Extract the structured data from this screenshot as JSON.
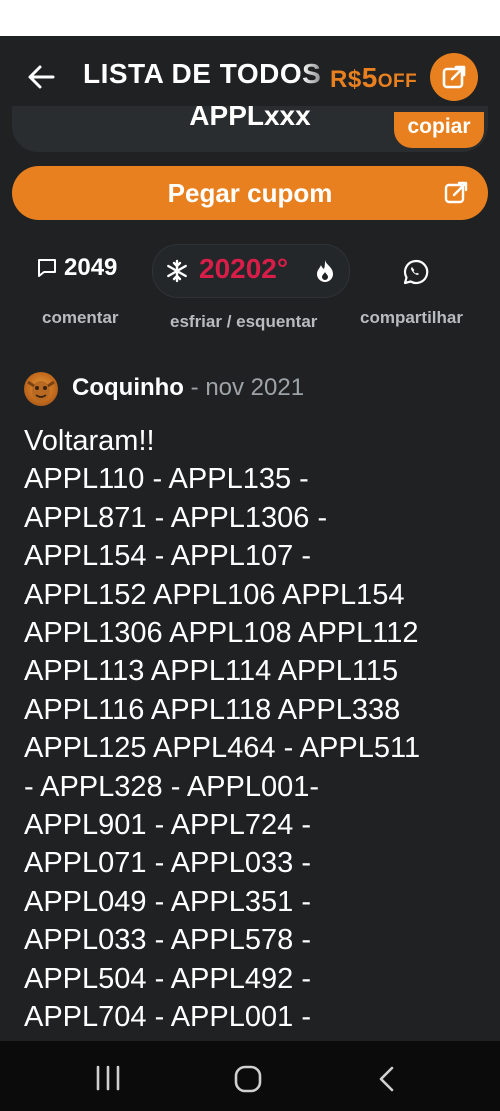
{
  "header": {
    "title": "LISTA DE TODOS",
    "promo_currency": "R$",
    "promo_amount": "5",
    "promo_suffix": "OFF"
  },
  "coupon": {
    "code": "APPLxxx",
    "copy_label": "copiar",
    "get_label": "Pegar cupom"
  },
  "stats": {
    "comments_count": "2049",
    "comment_label": "comentar",
    "temperature": "20202°",
    "temp_label": "esfriar / esquentar",
    "share_label": "compartilhar"
  },
  "post": {
    "author": "Coquinho",
    "separator": "-",
    "date": "nov 2021",
    "body": "Voltaram!!\nAPPL110 - APPL135 -\nAPPL871 - APPL1306 -\nAPPL154 - APPL107 -\nAPPL152 APPL106 APPL154\nAPPL1306 APPL108 APPL112\nAPPL113 APPL114 APPL115\nAPPL116 APPL118 APPL338\nAPPL125 APPL464 - APPL511\n- APPL328 - APPL001-\nAPPL901 - APPL724 -\nAPPL071 - APPL033 -\nAPPL049 - APPL351 -\nAPPL033 - APPL578 -\nAPPL504 - APPL492 -\nAPPL704 - APPL001 -"
  },
  "icons": {
    "back": "arrow-left-icon",
    "external": "external-link-icon",
    "comment": "comment-icon",
    "snowflake": "snowflake-icon",
    "flame": "flame-icon",
    "share": "whatsapp-icon"
  },
  "colors": {
    "accent": "#e8801f",
    "hot": "#d81e48",
    "background": "#1f2122"
  }
}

::::

DO THIS | Reproduce every line exactly and omit all pictures.

RESULT |
Extract the structured data from this screenshot as JSON.
{
  "header": {
    "title": "LISTA DE TODOS",
    "promo_currency": "R$",
    "promo_amount": "5",
    "promo_suffix": "OFF"
  },
  "coupon": {
    "code": "APPLxxx",
    "copy_label": "copiar",
    "get_label": "Pegar cupom"
  },
  "stats": {
    "comments_count": "2049",
    "comment_label": "comentar",
    "temperature": "20202°",
    "temp_label": "esfriar / esquentar",
    "share_label": "compartilhar"
  },
  "post": {
    "author": "Coquinho",
    "separator": "-",
    "date": "nov 2021",
    "body": "Voltaram!!\nAPPL110 - APPL135 -\nAPPL871 - APPL1306 -\nAPPL154 - APPL107 -\nAPPL152 APPL106 APPL154\nAPPL1306 APPL108 APPL112\nAPPL113 APPL114 APPL115\nAPPL116 APPL118 APPL338\nAPPL125 APPL464 - APPL511\n- APPL328 - APPL001-\nAPPL901 - APPL724 -\nAPPL071 - APPL033 -\nAPPL049 - APPL351 -\nAPPL033 - APPL578 -\nAPPL504 - APPL492 -\nAPPL704 - APPL001 -"
  },
  "icons": {
    "back": "arrow-left-icon",
    "external": "external-link-icon",
    "comment": "comment-icon",
    "snowflake": "snowflake-icon",
    "flame": "flame-icon",
    "share": "whatsapp-icon"
  },
  "colors": {
    "accent": "#e8801f",
    "hot": "#d81e48",
    "background": "#1f2122"
  }
}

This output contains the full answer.